AIM:
Each record below should be output verbatim, without pictures.

DATA LISTING:
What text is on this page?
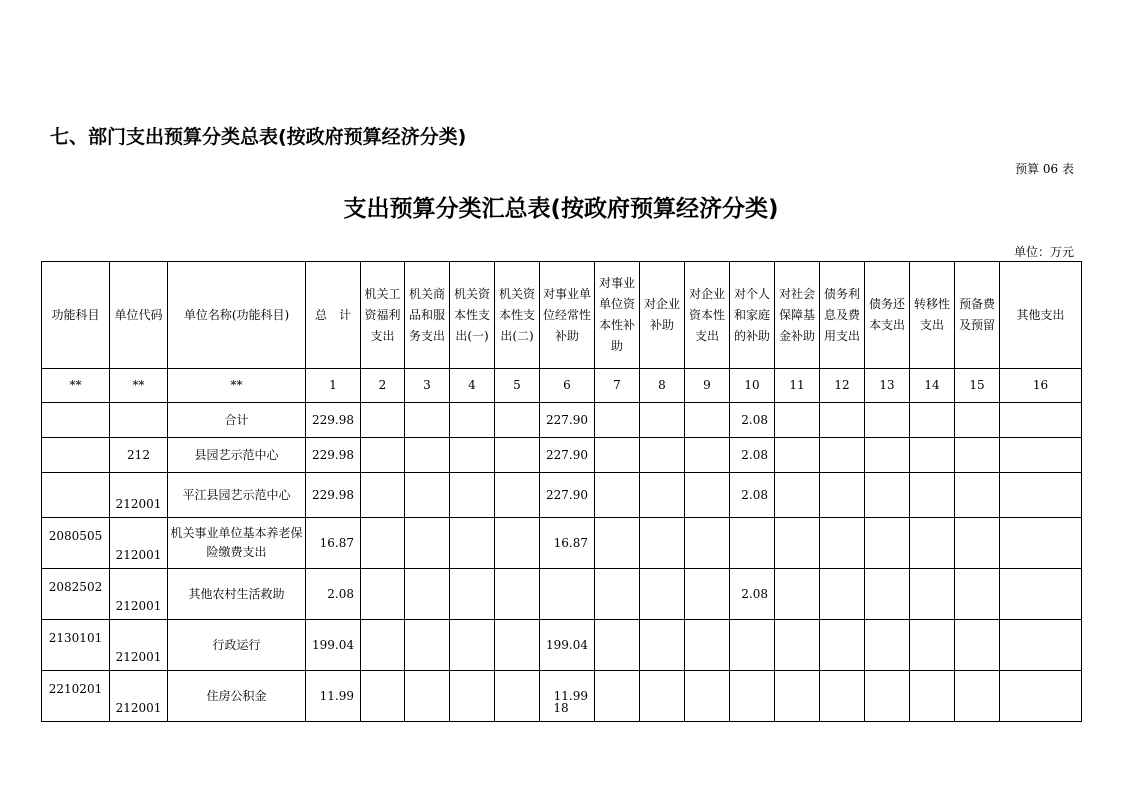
七、部门支出预算分类总表(按政府预算经济分类)
预算 06 表
支出预算分类汇总表(按政府预算经济分类)
单位：万元
功能科目	单位代码	单位名称(功能科目)	总　计	机关工资福利支出	机关商品和服务支出	机关资本性支出(一)	机关资本性支出(二)	对事业单位经常性补助	对事业单位资本性补助	对企业补助	对企业资本性支出	对个人和家庭的补助	对社会保障基金补助	债务利息及费用支出	债务还本支出	转移性支出	预备费及预留	其他支出
**	**	**	1	2	3	4	5	6	7	8	9	10	11	12	13	14	15	16
		合计	229.98					227.90				2.08						
	212	县园艺示范中心	229.98					227.90				2.08						
	212001	平江县园艺示范中心	229.98					227.90				2.08						
2080505	212001	机关事业单位基本养老保险缴费支出	16.87					16.87										
2082502	212001	其他农村生活救助	2.08									2.08						
2130101	212001	行政运行	199.04					199.04										
2210201	212001	住房公积金	11.99					11.99										
18
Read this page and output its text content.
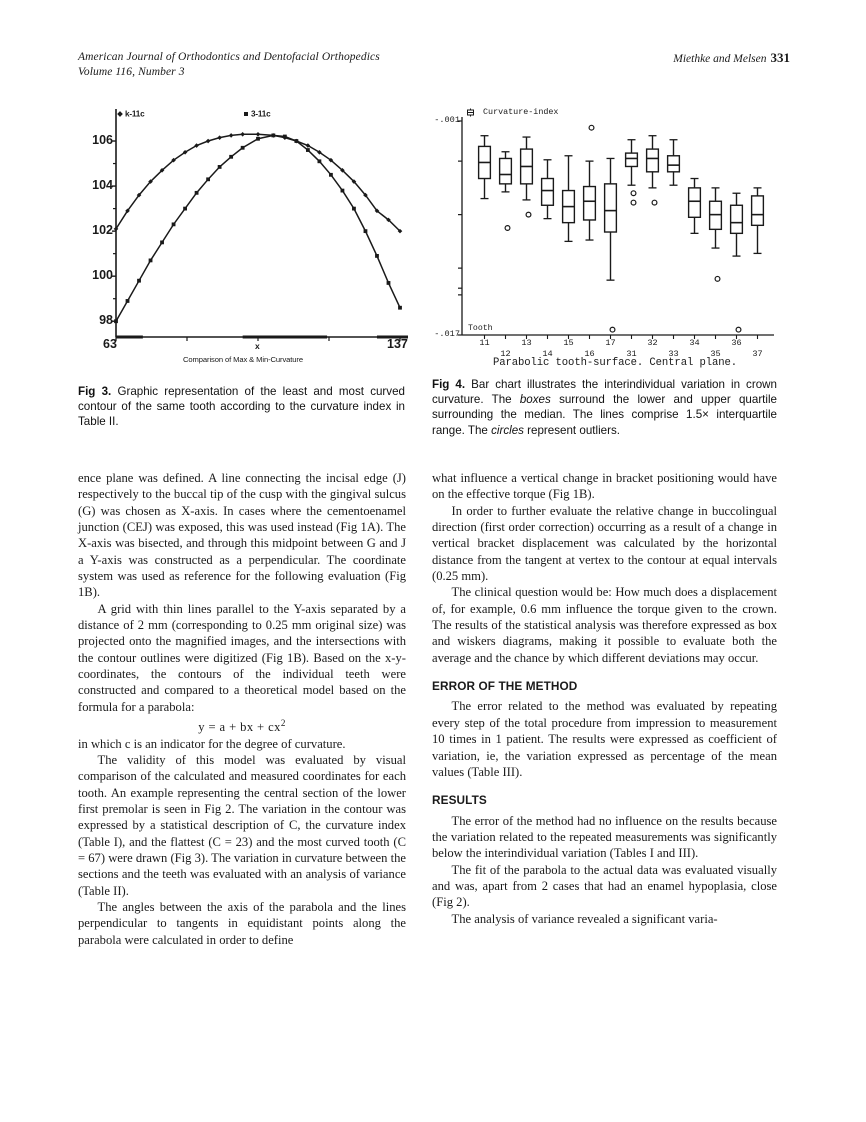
American Journal of Orthodontics and Dentofacial Orthopedics
Volume 116, Number 3
Miethke and Melsen 331
k-11c	3-11c
98
100
102
104
106
63	x	137
Comparison of Max & Min-Curvature
Fig 3. Graphic representation of the least and most curved contour of the same tooth according to the curvature index in Table II.
Curvature-index
-.001
-.017
Tooth
11
12
13
14
15
16
17
31
32
33
34
35
36
37
Parabolic tooth-surface. Central plane.
Fig 4. Bar chart illustrates the interindividual variation in crown curvature. The boxes surround the lower and upper quartile surrounding the median. The lines comprise 1.5× interquartile range. The circles represent outliers.

ence plane was defined. A line connecting the incisal edge (J) respectively to the buccal tip of the cusp with the gingival sulcus (G) was chosen as X-axis. In cases where the cementoenamel junction (CEJ) was exposed, this was used instead (Fig 1A). The X-axis was bisected, and through this midpoint between G and J a Y-axis was constructed as a perpendicular. The coordinate system was used as reference for the following evaluation (Fig 1B).

A grid with thin lines parallel to the Y-axis separated by a distance of 2 mm (corresponding to 0.25 mm original size) was projected onto the magnified images, and the intersections with the contour outlines were digitized (Fig 1B). Based on the x-y-coordinates, the contours of the individual teeth were constructed and compared to a theoretical model based on the formula for a parabola:

y = a + bx + $cx^2$

in which c is an indicator for the degree of curvature.

The validity of this model was evaluated by visual comparison of the calculated and measured coordinates for each tooth. An example representing the central section of the lower first premolar is seen in Fig 2. The variation in the contour was expressed by a statistical description of C, the curvature index (Table I), and the flattest (C = 23) and the most curved tooth (C = 67) were drawn (Fig 3). The variation in curvature between the sections and the teeth was evaluated with an analysis of variance (Table II).

The angles between the axis of the parabola and the lines perpendicular to tangents in equidistant points along the parabola were calculated in order to define

what influence a vertical change in bracket positioning would have on the effective torque (Fig 1B).

In order to further evaluate the relative change in buccolingual direction (first order correction) occurring as a result of a change in vertical bracket displacement was calculated by the horizontal distance from the tangent at vertex to the contour at equal intervals (0.25 mm).

The clinical question would be: How much does a displacement of, for example, 0.6 mm influence the torque given to the crown. The results of the statistical analysis was therefore expressed as box and wiskers diagrams, making it possible to evaluate both the average and the chance by which different deviations may occur.

ERROR OF THE METHOD

The error related to the method was evaluated by repeating every step of the total procedure from impression to measurement 10 times in 1 patient. The results were expressed as coefficient of variation, ie, the variation expressed as percentage of the mean values (Table III).

RESULTS

The error of the method had no influence on the results because the variation related to the repeated measurements was significantly below the interindividual variation (Tables I and III).

The fit of the parabola to the actual data was evaluated visually and was, apart from 2 cases that had an enamel hypoplasia, close (Fig 2).

The analysis of variance revealed a significant varia-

THE ANSWER:
What text is on this page?
七、部门支出预算分类总表(按政府预算经济分类)
预算 06 表
支出预算分类汇总表(按政府预算经济分类)
单位：万元
功能科目	单位代码	单位名称(功能科目)	总　计	机关工资福利支出	机关商品和服务支出	机关资本性支出(一)	机关资本性支出(二)	对事业单位经常性补助	对事业单位资本性补助	对企业补助	对企业资本性支出	对个人和家庭的补助	对社会保障基金补助	债务利息及费用支出	债务还本支出	转移性支出	预备费及预留	其他支出
**	**	**	1	2	3	4	5	6	7	8	9	10	11	12	13	14	15	16
		合计	229.98					227.90				2.08						
	212	县园艺示范中心	229.98					227.90				2.08						
	212001	平江县园艺示范中心	229.98					227.90				2.08						
2080505	212001	机关事业单位基本养老保险缴费支出	16.87					16.87										
2082502	212001	其他农村生活救助	2.08									2.08						
2130101	212001	行政运行	199.04					199.04										
2210201	212001	住房公积金	11.99					11.99										
18
Read this page and output its text content.
American Journal of Orthodontics and Dentofacial Orthopedics
Volume 116, Number 3
Miethke and Melsen 331
k-11c	3-11c
98
100
102
104
106
63	x	137
Comparison of Max & Min-Curvature
Fig 3. Graphic representation of the least and most curved contour of the same tooth according to the curvature index in Table II.
Curvature-index
-.001
-.017
Tooth
11
12
13
14
15
16
17
31
32
33
34
35
36
37
Parabolic tooth-surface. Central plane.
Fig 4. Bar chart illustrates the interindividual variation in crown curvature. The boxes surround the lower and upper quartile surrounding the median. The lines comprise 1.5× interquartile range. The circles represent outliers.

ence plane was defined. A line connecting the incisal edge (J) respectively to the buccal tip of the cusp with the gingival sulcus (G) was chosen as X-axis. In cases where the cementoenamel junction (CEJ) was exposed, this was used instead (Fig 1A). The X-axis was bisected, and through this midpoint between G and J a Y-axis was constructed as a perpendicular. The coordinate system was used as reference for the following evaluation (Fig 1B).

A grid with thin lines parallel to the Y-axis separated by a distance of 2 mm (corresponding to 0.25 mm original size) was projected onto the magnified images, and the intersections with the contour outlines were digitized (Fig 1B). Based on the x-y-coordinates, the contours of the individual teeth were constructed and compared to a theoretical model based on the formula for a parabola:

y = a + bx + $cx^2$

in which c is an indicator for the degree of curvature.

The validity of this model was evaluated by visual comparison of the calculated and measured coordinates for each tooth. An example representing the central section of the lower first premolar is seen in Fig 2. The variation in the contour was expressed by a statistical description of C, the curvature index (Table I), and the flattest (C = 23) and the most curved tooth (C = 67) were drawn (Fig 3). The variation in curvature between the sections and the teeth was evaluated with an analysis of variance (Table II).

The angles between the axis of the parabola and the lines perpendicular to tangents in equidistant points along the parabola were calculated in order to define

what influence a vertical change in bracket positioning would have on the effective torque (Fig 1B).

In order to further evaluate the relative change in buccolingual direction (first order correction) occurring as a result of a change in vertical bracket displacement was calculated by the horizontal distance from the tangent at vertex to the contour at equal intervals (0.25 mm).

The clinical question would be: How much does a displacement of, for example, 0.6 mm influence the torque given to the crown. The results of the statistical analysis was therefore expressed as box and wiskers diagrams, making it possible to evaluate both the average and the chance by which different deviations may occur.

ERROR OF THE METHOD

The error related to the method was evaluated by repeating every step of the total procedure from impression to measurement 10 times in 1 patient. The results were expressed as coefficient of variation, ie, the variation expressed as percentage of the mean values (Table III).

RESULTS

The error of the method had no influence on the results because the variation related to the repeated measurements was significantly below the interindividual variation (Tables I and III).

The fit of the parabola to the actual data was evaluated visually and was, apart from 2 cases that had an enamel hypoplasia, close (Fig 2).

The analysis of variance revealed a significant varia-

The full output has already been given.